**REQUEST**
Without including any images, repeat the data exactly.

**GIVEN RECORDS**
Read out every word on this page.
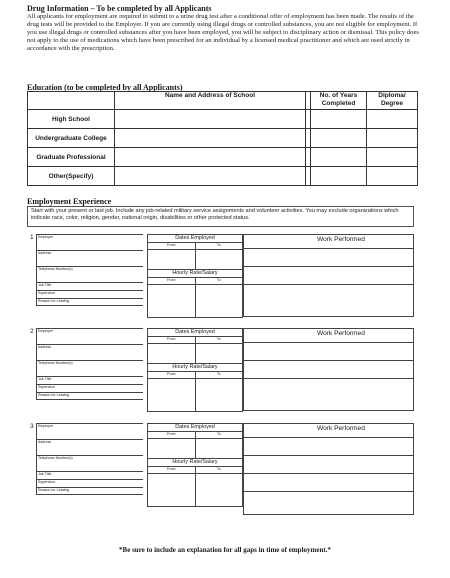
Drug Information – To be completed by all Applicants
All applicants for employment are required to submit to a urine drug test after a conditional offer of employment has been made. The results of the drug tests will be provided to the Employer. If you are currently using illegal drugs or controlled substances, you are not eligible for employment. If you use illegal drugs or controlled substances after you have been employed, you will be subject to disciplinary action or dismissal. This policy does not apply to the use of medications which have been prescribed for an individual by a licensed medical practitioner and which are used strictly in accordance with the prescription.
Education (to be completed by all Applicants)
	Name and Address of School		No. of Years Completed	Diploma/ Degree
High School				
Undergraduate College				
Graduate Professional				
Other(Specify)				
Employment Experience
Start with your present or last job. Include any job-related military service assignments and volunteer activities. You may exclude organizations which indicate race, color, religion, gender, national origin, disabilities or other protected status.
1	Employer
Address
Telephone Number(s)
Job Title
Supervisor
Reason for Leaving
Dates Employed
From	To
Hourly Rate/Salary
From	To
Work Performed
2	Employer
Address
Telephone Number(s)
Job Title
Supervisor
Reason for Leaving
Dates Employed
From	To
Hourly Rate/Salary
From	To
Work Performed
3	Employer
Address
Telephone Number(s)
Job Title
Supervisor
Reason for Leaving
Dates Employed
From	To
Hourly Rate/Salary
From	To
Work Performed
*Be sure to include an explanation for all gaps in time of employment.*
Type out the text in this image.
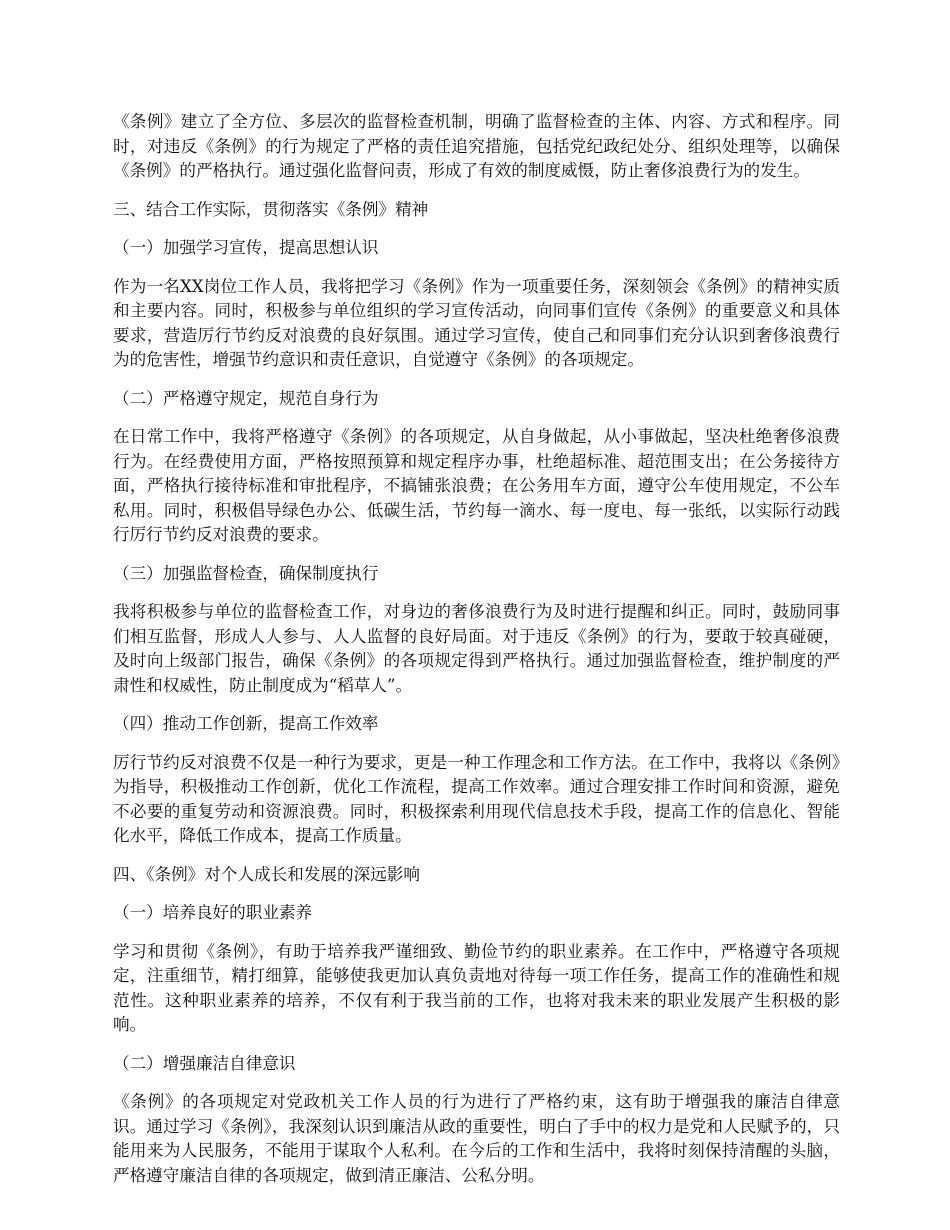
《条例》建立了全方位、多层次的监督检查机制，明确了监督检查的主体、内容、方式和程序。同时，对违反《条例》的行为规定了严格的责任追究措施，包括党纪政纪处分、组织处理等，以确保《条例》的严格执行。通过强化监督问责，形成了有效的制度威慑，防止奢侈浪费行为的发生。

三、结合工作实际，贯彻落实《条例》精神

（一）加强学习宣传，提高思想认识

作为一名XX岗位工作人员，我将把学习《条例》作为一项重要任务，深刻领会《条例》的精神实质和主要内容。同时，积极参与单位组织的学习宣传活动，向同事们宣传《条例》的重要意义和具体要求，营造厉行节约反对浪费的良好氛围。通过学习宣传，使自己和同事们充分认识到奢侈浪费行为的危害性，增强节约意识和责任意识，自觉遵守《条例》的各项规定。

（二）严格遵守规定，规范自身行为

在日常工作中，我将严格遵守《条例》的各项规定，从自身做起，从小事做起，坚决杜绝奢侈浪费行为。在经费使用方面，严格按照预算和规定程序办事，杜绝超标准、超范围支出；在公务接待方面，严格执行接待标准和审批程序，不搞铺张浪费；在公务用车方面，遵守公车使用规定，不公车私用。同时，积极倡导绿色办公、低碳生活，节约每一滴水、每一度电、每一张纸，以实际行动践行厉行节约反对浪费的要求。

（三）加强监督检查，确保制度执行

我将积极参与单位的监督检查工作，对身边的奢侈浪费行为及时进行提醒和纠正。同时，鼓励同事们相互监督，形成人人参与、人人监督的良好局面。对于违反《条例》的行为，要敢于较真碰硬，及时向上级部门报告，确保《条例》的各项规定得到严格执行。通过加强监督检查，维护制度的严肃性和权威性，防止制度成为“稻草人”。

（四）推动工作创新，提高工作效率

厉行节约反对浪费不仅是一种行为要求，更是一种工作理念和工作方法。在工作中，我将以《条例》为指导，积极推动工作创新，优化工作流程，提高工作效率。通过合理安排工作时间和资源，避免不必要的重复劳动和资源浪费。同时，积极探索利用现代信息技术手段，提高工作的信息化、智能化水平，降低工作成本，提高工作质量。

四、《条例》对个人成长和发展的深远影响

（一）培养良好的职业素养

学习和贯彻《条例》，有助于培养我严谨细致、勤俭节约的职业素养。在工作中，严格遵守各项规定，注重细节，精打细算，能够使我更加认真负责地对待每一项工作任务，提高工作的准确性和规范性。这种职业素养的培养，不仅有利于我当前的工作，也将对我未来的职业发展产生积极的影响。

（二）增强廉洁自律意识

《条例》的各项规定对党政机关工作人员的行为进行了严格约束，这有助于增强我的廉洁自律意识。通过学习《条例》，我深刻认识到廉洁从政的重要性，明白了手中的权力是党和人民赋予的，只能用来为人民服务，不能用于谋取个人私利。在今后的工作和生活中，我将时刻保持清醒的头脑，严格遵守廉洁自律的各项规定，做到清正廉洁、公私分明。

**WRITTEN RESPONSE**
Read out every word on this page.
Drug Information – To be completed by all Applicants
All applicants for employment are required to submit to a urine drug test after a conditional offer of employment has been made. The results of the drug tests will be provided to the Employer. If you are currently using illegal drugs or controlled substances, you are not eligible for employment. If you use illegal drugs or controlled substances after you have been employed, you will be subject to disciplinary action or dismissal. This policy does not apply to the use of medications which have been prescribed for an individual by a licensed medical practitioner and which are used strictly in accordance with the prescription.
Education (to be completed by all Applicants)
	Name and Address of School		No. of Years Completed	Diploma/ Degree
High School				
Undergraduate College				
Graduate Professional				
Other(Specify)				
Employment Experience
Start with your present or last job. Include any job-related military service assignments and volunteer activities. You may exclude organizations which indicate race, color, religion, gender, national origin, disabilities or other protected status.
1	Employer
Address
Telephone Number(s)
Job Title
Supervisor
Reason for Leaving
Dates Employed
From	To
Hourly Rate/Salary
From	To
Work Performed
2	Employer
Address
Telephone Number(s)
Job Title
Supervisor
Reason for Leaving
Dates Employed
From	To
Hourly Rate/Salary
From	To
Work Performed
3	Employer
Address
Telephone Number(s)
Job Title
Supervisor
Reason for Leaving
Dates Employed
From	To
Hourly Rate/Salary
From	To
Work Performed
*Be sure to include an explanation for all gaps in time of employment.*
Type out the text in this image.
《条例》建立了全方位、多层次的监督检查机制，明确了监督检查的主体、内容、方式和程序。同时，对违反《条例》的行为规定了严格的责任追究措施，包括党纪政纪处分、组织处理等，以确保《条例》的严格执行。通过强化监督问责，形成了有效的制度威慑，防止奢侈浪费行为的发生。

三、结合工作实际，贯彻落实《条例》精神

（一）加强学习宣传，提高思想认识

作为一名XX岗位工作人员，我将把学习《条例》作为一项重要任务，深刻领会《条例》的精神实质和主要内容。同时，积极参与单位组织的学习宣传活动，向同事们宣传《条例》的重要意义和具体要求，营造厉行节约反对浪费的良好氛围。通过学习宣传，使自己和同事们充分认识到奢侈浪费行为的危害性，增强节约意识和责任意识，自觉遵守《条例》的各项规定。

（二）严格遵守规定，规范自身行为

在日常工作中，我将严格遵守《条例》的各项规定，从自身做起，从小事做起，坚决杜绝奢侈浪费行为。在经费使用方面，严格按照预算和规定程序办事，杜绝超标准、超范围支出；在公务接待方面，严格执行接待标准和审批程序，不搞铺张浪费；在公务用车方面，遵守公车使用规定，不公车私用。同时，积极倡导绿色办公、低碳生活，节约每一滴水、每一度电、每一张纸，以实际行动践行厉行节约反对浪费的要求。

（三）加强监督检查，确保制度执行

我将积极参与单位的监督检查工作，对身边的奢侈浪费行为及时进行提醒和纠正。同时，鼓励同事们相互监督，形成人人参与、人人监督的良好局面。对于违反《条例》的行为，要敢于较真碰硬，及时向上级部门报告，确保《条例》的各项规定得到严格执行。通过加强监督检查，维护制度的严肃性和权威性，防止制度成为“稻草人”。

（四）推动工作创新，提高工作效率

厉行节约反对浪费不仅是一种行为要求，更是一种工作理念和工作方法。在工作中，我将以《条例》为指导，积极推动工作创新，优化工作流程，提高工作效率。通过合理安排工作时间和资源，避免不必要的重复劳动和资源浪费。同时，积极探索利用现代信息技术手段，提高工作的信息化、智能化水平，降低工作成本，提高工作质量。

四、《条例》对个人成长和发展的深远影响

（一）培养良好的职业素养

学习和贯彻《条例》，有助于培养我严谨细致、勤俭节约的职业素养。在工作中，严格遵守各项规定，注重细节，精打细算，能够使我更加认真负责地对待每一项工作任务，提高工作的准确性和规范性。这种职业素养的培养，不仅有利于我当前的工作，也将对我未来的职业发展产生积极的影响。

（二）增强廉洁自律意识

《条例》的各项规定对党政机关工作人员的行为进行了严格约束，这有助于增强我的廉洁自律意识。通过学习《条例》，我深刻认识到廉洁从政的重要性，明白了手中的权力是党和人民赋予的，只能用来为人民服务，不能用于谋取个人私利。在今后的工作和生活中，我将时刻保持清醒的头脑，严格遵守廉洁自律的各项规定，做到清正廉洁、公私分明。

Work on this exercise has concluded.